# Flip flopping



## Militant_Tiger (Feb 23, 2004)

I have long felt that Bush misrepresented himself in the elections, and has misrepresented his goals along the line. Though this clip is a day late, I do not feel that it is a dollar short.

The source is hardly credible, but one cannot dispute the clips.

http://www.comedycentral.com/sitewide/m ... emId=12814

Although one could argue that 9/11 changed the world, and that everyone believed that Saddam had weapons of mass destruction, this is no longer the argument. Once it was realized that the weapons did not exist, the purpose of the mission became to liberate Iraq and show them freedom. Because of this, Bush's statements are contradictory.


----------



## Alaskan Brown Bear Killer (Feb 22, 2005)

MT SPINING! :lol: AGAIN!


----------



## FlashBoomSplash (Aug 26, 2005)

MT you cant be for real. Saddam was destin to be taken down. Bush just finished what Clinton couldnt. He was harboring terrorist. I know the media puts a twist on everything and you need to read between the lines. For every bomb that goes of over there stays out of our country. It may not be weapons of mass destruction but bombs are bombs and if we can keep them over there and not here we are winning the fight. I mean look at these idoits the are killing them selves over there they have no regard for life. For every one terrorist are military cuts down over there its one less we have to fight over here. You cant give an arguement that will hold up about this war not being worth it. If Bush flipped anything it was to shut up the liberals. Because we all know how the liberals like to run their mouths.

While your flipping through those CC clips look at the from the Colbert report were some idiot reporter wanted to cut funding to our military and put it towards fighting aids in africa. You would probably like that too. Thats the problem with liberals they are worried about every one else. They need to learn to focus on the greatest country in the world the USA.


----------



## boondocks (Jan 27, 2006)

Element position data:
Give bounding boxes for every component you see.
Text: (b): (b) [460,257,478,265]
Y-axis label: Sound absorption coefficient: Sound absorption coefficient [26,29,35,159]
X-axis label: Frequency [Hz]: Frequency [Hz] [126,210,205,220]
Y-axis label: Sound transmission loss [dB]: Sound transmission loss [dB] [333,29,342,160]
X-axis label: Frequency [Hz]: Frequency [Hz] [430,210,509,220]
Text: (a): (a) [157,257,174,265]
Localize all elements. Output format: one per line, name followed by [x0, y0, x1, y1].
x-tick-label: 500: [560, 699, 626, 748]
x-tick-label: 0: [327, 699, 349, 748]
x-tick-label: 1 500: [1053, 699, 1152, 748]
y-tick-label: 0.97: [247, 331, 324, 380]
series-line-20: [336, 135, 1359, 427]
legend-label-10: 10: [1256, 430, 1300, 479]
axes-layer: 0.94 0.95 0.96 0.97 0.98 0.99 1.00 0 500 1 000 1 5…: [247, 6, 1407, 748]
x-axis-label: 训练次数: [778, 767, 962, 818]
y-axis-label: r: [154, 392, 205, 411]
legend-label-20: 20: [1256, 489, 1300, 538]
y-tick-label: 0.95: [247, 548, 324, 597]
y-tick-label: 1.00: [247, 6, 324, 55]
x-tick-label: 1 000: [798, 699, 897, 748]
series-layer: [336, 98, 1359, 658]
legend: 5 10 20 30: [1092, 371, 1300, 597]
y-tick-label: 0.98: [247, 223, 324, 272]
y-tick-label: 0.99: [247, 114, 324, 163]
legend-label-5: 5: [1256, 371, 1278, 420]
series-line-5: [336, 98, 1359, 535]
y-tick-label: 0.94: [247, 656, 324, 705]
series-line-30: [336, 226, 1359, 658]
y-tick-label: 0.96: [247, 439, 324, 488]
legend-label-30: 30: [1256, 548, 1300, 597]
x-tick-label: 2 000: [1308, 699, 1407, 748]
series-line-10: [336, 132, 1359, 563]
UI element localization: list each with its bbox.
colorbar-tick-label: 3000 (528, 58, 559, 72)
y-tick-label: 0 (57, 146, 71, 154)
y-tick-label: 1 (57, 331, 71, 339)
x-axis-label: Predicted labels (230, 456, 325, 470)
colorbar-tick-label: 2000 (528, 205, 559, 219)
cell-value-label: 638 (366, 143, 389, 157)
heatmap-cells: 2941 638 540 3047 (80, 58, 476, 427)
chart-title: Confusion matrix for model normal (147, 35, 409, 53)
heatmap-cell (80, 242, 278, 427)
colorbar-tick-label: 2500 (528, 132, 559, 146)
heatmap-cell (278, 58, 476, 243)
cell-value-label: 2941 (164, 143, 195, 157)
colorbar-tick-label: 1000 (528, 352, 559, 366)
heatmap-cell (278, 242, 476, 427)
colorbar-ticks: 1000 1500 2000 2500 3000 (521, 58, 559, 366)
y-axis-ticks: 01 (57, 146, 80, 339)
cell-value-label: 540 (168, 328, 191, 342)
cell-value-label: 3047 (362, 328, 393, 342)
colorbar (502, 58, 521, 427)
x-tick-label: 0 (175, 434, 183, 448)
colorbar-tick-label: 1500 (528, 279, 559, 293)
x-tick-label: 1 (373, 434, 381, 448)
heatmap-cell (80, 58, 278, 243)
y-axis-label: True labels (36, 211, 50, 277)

THINGS TO DO:
1. In the forum thread on flip flopping, what does the first post say the purpose of the mission became once it was realized the weapons did not exist?
2. Retype the part of the forum thread from "http://www.comedycentral.com/sitewide/m ... emId=12814" to "statements are contradictory.".

SOLUTIONS TO THE EXERCISE:
1. To liberate Iraq and show them freedom.

2.
http://www.comedycentral.com/sitewide/m ... emId=12814

Although one could argue that 9/11 changed the world, and that everyone believed that Saddam had weapons of mass destruction, this is no longer the argument. Once it was realized that the weapons did not exist, the purpose of the mission became to liberate Iraq and show them freedom. Because of this, Bush's statements are contradictory.